--- Supplied data ---
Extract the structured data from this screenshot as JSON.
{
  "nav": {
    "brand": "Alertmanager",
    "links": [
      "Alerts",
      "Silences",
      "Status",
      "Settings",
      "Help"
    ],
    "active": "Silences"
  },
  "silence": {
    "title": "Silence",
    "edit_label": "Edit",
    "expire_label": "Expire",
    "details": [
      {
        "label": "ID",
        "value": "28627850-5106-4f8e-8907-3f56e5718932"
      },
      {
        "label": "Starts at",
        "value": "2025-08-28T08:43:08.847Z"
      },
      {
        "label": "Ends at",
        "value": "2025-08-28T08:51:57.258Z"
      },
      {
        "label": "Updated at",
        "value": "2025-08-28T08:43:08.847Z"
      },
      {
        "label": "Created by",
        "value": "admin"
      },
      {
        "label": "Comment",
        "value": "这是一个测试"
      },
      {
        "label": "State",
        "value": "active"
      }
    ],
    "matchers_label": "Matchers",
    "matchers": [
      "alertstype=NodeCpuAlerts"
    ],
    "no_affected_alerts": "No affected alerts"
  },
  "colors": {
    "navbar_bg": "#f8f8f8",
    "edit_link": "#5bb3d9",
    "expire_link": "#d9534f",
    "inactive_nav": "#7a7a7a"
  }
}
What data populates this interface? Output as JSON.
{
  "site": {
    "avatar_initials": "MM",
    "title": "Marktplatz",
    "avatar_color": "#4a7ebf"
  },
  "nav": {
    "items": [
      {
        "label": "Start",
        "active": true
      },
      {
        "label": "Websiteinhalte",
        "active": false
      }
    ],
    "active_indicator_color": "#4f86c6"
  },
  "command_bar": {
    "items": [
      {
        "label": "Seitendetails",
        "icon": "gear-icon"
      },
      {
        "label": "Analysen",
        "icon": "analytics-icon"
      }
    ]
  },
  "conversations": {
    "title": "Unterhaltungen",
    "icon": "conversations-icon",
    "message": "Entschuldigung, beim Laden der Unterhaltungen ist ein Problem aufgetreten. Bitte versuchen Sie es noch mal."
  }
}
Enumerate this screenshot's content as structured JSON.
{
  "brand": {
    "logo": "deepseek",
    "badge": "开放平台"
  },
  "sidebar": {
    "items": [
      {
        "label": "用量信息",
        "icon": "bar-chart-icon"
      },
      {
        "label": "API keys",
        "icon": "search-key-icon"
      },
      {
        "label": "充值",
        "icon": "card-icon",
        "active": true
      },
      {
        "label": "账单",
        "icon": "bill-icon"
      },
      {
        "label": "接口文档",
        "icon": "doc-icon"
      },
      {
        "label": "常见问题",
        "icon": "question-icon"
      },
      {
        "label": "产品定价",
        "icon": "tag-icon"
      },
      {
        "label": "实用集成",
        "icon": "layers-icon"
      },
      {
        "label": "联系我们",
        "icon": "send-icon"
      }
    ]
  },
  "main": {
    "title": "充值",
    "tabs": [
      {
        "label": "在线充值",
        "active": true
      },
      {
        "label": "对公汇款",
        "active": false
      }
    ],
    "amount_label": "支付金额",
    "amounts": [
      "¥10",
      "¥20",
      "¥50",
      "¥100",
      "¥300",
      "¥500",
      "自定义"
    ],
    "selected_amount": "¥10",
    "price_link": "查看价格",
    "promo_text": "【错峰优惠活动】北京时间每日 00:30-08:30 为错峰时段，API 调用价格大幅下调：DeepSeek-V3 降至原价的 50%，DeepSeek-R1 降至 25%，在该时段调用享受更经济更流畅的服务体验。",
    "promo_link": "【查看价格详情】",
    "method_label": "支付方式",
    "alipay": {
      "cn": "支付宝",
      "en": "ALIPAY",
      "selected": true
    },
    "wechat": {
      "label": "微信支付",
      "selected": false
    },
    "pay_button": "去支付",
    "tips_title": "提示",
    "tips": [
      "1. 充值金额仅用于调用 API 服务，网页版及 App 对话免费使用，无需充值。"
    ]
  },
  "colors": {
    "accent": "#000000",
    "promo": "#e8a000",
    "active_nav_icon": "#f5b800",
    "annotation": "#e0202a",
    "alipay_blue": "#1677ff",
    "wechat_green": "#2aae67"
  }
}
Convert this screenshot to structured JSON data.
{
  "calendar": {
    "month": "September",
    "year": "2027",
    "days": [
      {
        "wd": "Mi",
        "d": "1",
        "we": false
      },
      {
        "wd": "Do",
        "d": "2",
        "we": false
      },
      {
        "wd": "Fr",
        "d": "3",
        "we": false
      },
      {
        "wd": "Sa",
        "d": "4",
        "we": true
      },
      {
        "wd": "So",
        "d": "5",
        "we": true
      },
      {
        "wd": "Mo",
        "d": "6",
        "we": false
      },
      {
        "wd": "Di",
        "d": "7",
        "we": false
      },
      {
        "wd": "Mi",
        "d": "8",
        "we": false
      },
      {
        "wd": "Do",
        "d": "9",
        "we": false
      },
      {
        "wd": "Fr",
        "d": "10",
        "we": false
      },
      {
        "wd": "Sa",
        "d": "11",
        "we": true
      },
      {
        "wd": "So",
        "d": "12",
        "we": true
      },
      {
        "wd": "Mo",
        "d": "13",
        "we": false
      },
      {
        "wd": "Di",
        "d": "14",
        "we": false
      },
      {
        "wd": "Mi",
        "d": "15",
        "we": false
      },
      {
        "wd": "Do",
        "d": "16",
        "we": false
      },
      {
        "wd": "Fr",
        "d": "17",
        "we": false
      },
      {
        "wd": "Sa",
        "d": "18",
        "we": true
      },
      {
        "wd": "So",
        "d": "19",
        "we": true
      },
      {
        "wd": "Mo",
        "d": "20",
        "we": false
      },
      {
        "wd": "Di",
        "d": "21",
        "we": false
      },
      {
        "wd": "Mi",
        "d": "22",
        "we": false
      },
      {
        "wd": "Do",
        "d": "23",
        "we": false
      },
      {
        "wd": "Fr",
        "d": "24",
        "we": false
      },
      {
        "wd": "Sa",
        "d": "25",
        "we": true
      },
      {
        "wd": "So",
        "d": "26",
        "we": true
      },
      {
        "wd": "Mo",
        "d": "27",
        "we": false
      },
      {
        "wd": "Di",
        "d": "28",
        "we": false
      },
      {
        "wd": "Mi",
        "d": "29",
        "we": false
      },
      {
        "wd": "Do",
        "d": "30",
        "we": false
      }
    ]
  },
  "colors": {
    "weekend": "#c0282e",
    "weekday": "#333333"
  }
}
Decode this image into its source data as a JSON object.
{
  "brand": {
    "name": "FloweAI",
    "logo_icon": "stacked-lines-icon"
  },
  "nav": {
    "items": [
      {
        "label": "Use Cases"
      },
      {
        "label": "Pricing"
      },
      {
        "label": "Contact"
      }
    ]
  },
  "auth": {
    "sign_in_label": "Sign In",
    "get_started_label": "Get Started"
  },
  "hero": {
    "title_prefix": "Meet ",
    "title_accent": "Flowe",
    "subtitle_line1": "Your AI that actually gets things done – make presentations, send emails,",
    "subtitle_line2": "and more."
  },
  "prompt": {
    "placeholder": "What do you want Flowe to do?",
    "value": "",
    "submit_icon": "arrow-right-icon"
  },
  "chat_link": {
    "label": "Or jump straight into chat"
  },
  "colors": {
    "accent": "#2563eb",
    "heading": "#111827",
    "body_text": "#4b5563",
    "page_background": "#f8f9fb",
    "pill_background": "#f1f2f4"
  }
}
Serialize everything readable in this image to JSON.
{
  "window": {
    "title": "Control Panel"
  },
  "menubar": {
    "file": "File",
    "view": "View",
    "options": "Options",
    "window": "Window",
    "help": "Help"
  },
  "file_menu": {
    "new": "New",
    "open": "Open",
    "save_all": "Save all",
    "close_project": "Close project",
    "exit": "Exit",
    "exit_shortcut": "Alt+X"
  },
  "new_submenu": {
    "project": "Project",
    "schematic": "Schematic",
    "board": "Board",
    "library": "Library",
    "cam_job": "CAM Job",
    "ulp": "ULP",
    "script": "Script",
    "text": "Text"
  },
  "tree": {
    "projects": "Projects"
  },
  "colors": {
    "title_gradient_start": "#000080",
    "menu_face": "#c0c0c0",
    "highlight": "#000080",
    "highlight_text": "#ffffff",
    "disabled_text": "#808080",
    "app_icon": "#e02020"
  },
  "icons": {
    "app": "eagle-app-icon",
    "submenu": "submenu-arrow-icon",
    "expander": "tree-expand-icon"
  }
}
---
== Given problem ==
All lines from the one that contains "Serialize everything readable" through the end of the material are to be quoted exactly, with both ends included.

== Task solution ==
Serialize everything readable in this image to JSON.
{
  "window": {
    "title": "Control Panel"
  },
  "menubar": {
    "file": "File",
    "view": "View",
    "options": "Options",
    "window": "Window",
    "help": "Help"
  },
  "file_menu": {
    "new": "New",
    "open": "Open",
    "save_all": "Save all",
    "close_project": "Close project",
    "exit": "Exit",
    "exit_shortcut": "Alt+X"
  },
  "new_submenu": {
    "project": "Project",
    "schematic": "Schematic",
    "board": "Board",
    "library": "Library",
    "cam_job": "CAM Job",
    "ulp": "ULP",
    "script": "Script",
    "text": "Text"
  },
  "tree": {
    "projects": "Projects"
  },
  "colors": {
    "title_gradient_start": "#000080",
    "menu_face": "#c0c0c0",
    "highlight": "#000080",
    "highlight_text": "#ffffff",
    "disabled_text": "#808080",
    "app_icon": "#e02020"
  },
  "icons": {
    "app": "eagle-app-icon",
    "submenu": "submenu-arrow-icon",
    "expander": "tree-expand-icon"
  }
}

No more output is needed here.